=== Instructions to follow ===
Narrow the data below down to the lines containing "icon".

=== Supplied data ===

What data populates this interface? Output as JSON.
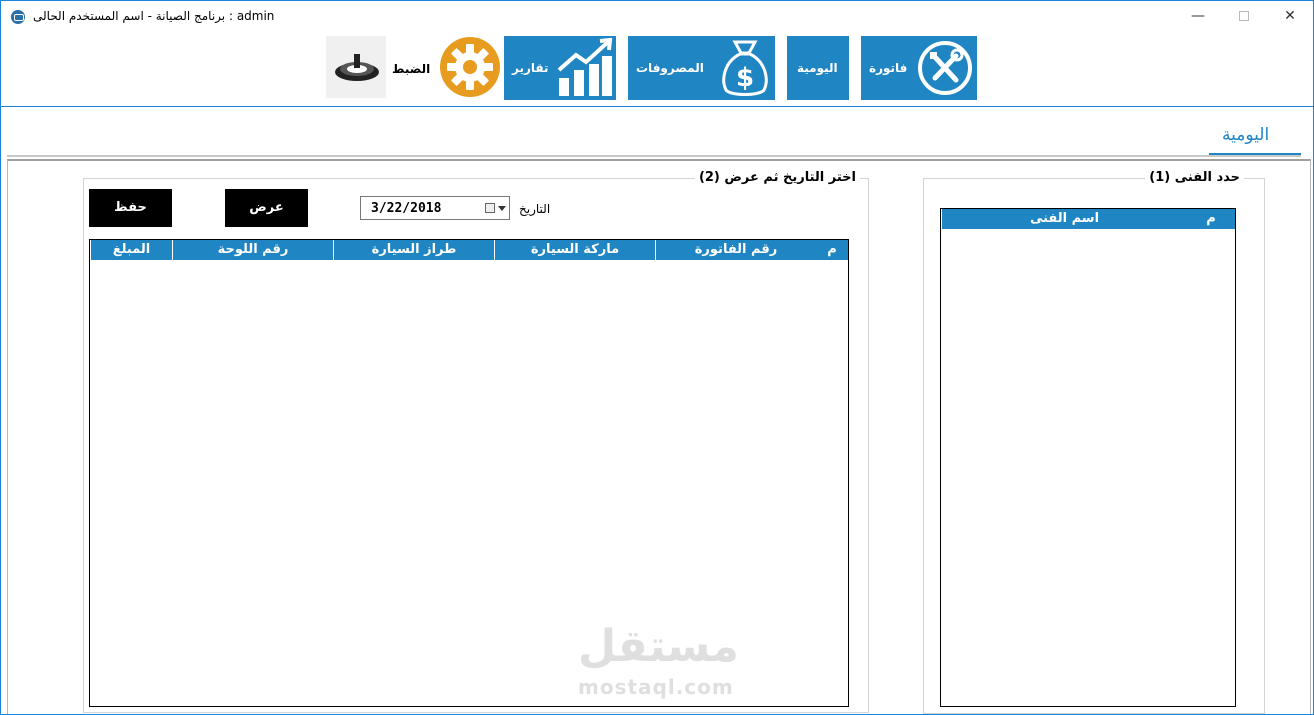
{
  "window": {
    "title": "برنامج الصيانة  -  اسم المستخدم الحالى  :  admin",
    "minimize": "—",
    "close": "✕"
  },
  "toolbar": {
    "invoice": {
      "label": "فاتورة",
      "icon": "tools-icon"
    },
    "daily": {
      "label": "اليومية"
    },
    "expenses": {
      "label": "المصروفات",
      "icon": "money-bag-icon"
    },
    "reports": {
      "label": "تقارير",
      "icon": "bar-chart-icon"
    },
    "settings": {
      "label": "الضبط",
      "icon": "gear-icon",
      "color": "#e89c1f"
    },
    "logout": {
      "icon": "power-icon"
    }
  },
  "tab": {
    "label": "اليومية"
  },
  "technician_panel": {
    "title": "(1) حدد الفنى",
    "columns": [
      "م",
      "اسم الفنى"
    ],
    "rows": []
  },
  "daily_panel": {
    "title": "(2) اختر التاريخ ثم عرض",
    "date_label": "التاريخ",
    "date_value": "3/22/2018",
    "show_button": "عرض",
    "save_button": "حفظ",
    "columns": [
      "م",
      "رقم الفاتورة",
      "ماركة السيارة",
      "طراز السيارة",
      "رقم اللوحة",
      "المبلغ"
    ],
    "rows": []
  },
  "watermark": {
    "arabic": "مستقل",
    "latin": "mostaql.com"
  },
  "colors": {
    "accent": "#1f86c3",
    "button_dark": "#000000",
    "gear": "#e89c1f"
  }
}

=== Exercise result ===
      "icon": "tools-icon"
      "icon": "money-bag-icon"
      "icon": "bar-chart-icon"
      "icon": "gear-icon",
      "icon": "power-icon"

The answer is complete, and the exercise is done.